[Data extracted from a collection]
* begin *
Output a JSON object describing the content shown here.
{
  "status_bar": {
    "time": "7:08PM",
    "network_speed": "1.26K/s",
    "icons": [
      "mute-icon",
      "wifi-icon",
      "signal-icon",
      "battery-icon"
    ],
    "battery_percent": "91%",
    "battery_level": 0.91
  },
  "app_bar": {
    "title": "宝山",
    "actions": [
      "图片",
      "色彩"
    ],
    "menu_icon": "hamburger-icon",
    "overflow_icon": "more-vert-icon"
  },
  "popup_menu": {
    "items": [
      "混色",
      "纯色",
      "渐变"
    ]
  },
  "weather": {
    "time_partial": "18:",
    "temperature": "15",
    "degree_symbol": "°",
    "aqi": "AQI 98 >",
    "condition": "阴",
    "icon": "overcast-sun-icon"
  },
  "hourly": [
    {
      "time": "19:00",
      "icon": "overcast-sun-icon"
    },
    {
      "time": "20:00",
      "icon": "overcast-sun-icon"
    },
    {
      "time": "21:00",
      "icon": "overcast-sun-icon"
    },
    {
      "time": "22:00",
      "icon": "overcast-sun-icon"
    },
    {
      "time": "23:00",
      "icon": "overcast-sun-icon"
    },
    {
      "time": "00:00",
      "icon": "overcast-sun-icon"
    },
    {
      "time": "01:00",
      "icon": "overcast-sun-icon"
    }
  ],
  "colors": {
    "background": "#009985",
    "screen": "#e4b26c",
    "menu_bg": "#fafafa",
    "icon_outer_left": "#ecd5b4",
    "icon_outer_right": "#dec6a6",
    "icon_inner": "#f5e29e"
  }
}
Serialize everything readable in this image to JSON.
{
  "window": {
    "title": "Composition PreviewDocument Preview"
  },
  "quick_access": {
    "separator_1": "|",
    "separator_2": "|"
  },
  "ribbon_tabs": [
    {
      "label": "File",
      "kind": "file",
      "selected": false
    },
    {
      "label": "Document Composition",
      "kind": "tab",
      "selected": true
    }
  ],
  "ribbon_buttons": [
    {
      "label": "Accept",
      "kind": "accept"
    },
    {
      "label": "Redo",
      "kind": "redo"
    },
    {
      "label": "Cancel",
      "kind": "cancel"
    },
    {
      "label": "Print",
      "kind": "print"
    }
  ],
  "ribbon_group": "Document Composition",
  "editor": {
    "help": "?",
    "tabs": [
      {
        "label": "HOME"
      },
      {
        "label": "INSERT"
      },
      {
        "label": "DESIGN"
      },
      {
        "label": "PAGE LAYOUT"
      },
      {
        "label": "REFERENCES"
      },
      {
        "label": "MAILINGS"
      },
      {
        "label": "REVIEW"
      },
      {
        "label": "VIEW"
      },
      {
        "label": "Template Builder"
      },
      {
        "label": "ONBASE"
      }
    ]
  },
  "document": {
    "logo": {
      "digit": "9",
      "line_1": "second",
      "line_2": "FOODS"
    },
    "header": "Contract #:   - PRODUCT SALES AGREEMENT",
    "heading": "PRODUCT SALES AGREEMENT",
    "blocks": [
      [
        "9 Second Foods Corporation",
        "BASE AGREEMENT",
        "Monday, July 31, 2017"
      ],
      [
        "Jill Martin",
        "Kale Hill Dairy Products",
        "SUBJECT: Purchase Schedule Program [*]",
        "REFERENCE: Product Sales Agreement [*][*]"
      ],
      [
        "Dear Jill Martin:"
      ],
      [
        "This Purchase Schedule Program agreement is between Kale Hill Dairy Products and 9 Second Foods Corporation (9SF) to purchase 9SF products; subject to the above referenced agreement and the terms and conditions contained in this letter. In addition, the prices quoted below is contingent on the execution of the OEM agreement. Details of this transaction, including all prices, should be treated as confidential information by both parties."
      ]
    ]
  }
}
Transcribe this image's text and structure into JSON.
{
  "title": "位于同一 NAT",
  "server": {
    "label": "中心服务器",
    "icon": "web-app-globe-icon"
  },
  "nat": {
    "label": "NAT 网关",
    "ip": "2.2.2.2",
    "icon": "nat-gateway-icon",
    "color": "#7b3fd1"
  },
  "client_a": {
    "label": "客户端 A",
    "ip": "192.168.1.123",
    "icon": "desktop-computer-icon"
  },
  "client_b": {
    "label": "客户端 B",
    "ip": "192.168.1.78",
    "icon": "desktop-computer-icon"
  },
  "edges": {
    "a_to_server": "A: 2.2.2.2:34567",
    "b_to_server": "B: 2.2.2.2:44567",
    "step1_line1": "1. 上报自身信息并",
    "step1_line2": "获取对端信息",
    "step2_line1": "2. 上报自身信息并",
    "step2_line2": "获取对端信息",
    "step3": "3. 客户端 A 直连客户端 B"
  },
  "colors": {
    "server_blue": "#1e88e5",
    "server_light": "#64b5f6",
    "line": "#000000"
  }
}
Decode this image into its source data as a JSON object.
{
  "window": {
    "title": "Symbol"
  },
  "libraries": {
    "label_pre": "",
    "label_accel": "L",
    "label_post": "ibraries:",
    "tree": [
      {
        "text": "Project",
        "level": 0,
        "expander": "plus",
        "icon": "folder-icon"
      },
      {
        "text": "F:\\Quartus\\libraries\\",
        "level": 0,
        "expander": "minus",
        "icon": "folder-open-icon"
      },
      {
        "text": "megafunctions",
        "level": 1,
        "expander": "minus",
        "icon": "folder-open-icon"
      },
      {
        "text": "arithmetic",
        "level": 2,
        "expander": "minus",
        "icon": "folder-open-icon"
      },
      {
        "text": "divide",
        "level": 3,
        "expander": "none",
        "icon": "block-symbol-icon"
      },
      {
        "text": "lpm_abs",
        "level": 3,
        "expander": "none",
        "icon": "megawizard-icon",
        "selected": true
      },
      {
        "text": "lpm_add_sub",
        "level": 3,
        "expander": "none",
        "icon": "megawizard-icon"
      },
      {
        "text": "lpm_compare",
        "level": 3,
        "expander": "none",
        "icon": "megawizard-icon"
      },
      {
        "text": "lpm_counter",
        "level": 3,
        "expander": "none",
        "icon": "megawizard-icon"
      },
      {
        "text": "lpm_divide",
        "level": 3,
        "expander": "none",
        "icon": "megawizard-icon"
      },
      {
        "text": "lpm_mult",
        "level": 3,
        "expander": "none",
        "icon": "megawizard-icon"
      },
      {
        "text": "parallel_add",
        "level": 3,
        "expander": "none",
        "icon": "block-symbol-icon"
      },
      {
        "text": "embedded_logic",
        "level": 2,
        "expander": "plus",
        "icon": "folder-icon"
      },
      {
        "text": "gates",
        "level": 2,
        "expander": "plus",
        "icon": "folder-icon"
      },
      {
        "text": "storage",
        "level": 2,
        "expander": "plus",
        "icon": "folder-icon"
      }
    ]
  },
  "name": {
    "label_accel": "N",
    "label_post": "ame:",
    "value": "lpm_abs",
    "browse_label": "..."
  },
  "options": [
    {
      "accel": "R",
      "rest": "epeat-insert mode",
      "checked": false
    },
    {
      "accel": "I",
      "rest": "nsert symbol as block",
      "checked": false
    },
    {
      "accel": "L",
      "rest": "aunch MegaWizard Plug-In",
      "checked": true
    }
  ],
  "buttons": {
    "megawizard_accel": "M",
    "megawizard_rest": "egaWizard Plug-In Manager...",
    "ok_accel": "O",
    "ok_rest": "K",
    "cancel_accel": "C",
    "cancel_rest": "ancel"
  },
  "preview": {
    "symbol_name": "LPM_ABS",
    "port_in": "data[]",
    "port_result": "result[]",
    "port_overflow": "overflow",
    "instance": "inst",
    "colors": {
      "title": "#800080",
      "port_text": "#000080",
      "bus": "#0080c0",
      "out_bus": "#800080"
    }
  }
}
* end *
• [Task prompt]
Check each line of the entries for the string "Hill". Copy the lines that have it.

• [Task answer]
        "Kale Hill Dairy Products",
        "This Purchase Schedule Program agreement is between Kale Hill Dairy Products and 9 Second Foods Corporation (9SF) to purchase 9SF products; subject to the above referenced agreement and the terms and conditions contained in this letter. In addition, the prices quoted below is contingent on the execution of the OEM agreement. Details of this transaction, including all prices, should be treated as confidential information by both parties."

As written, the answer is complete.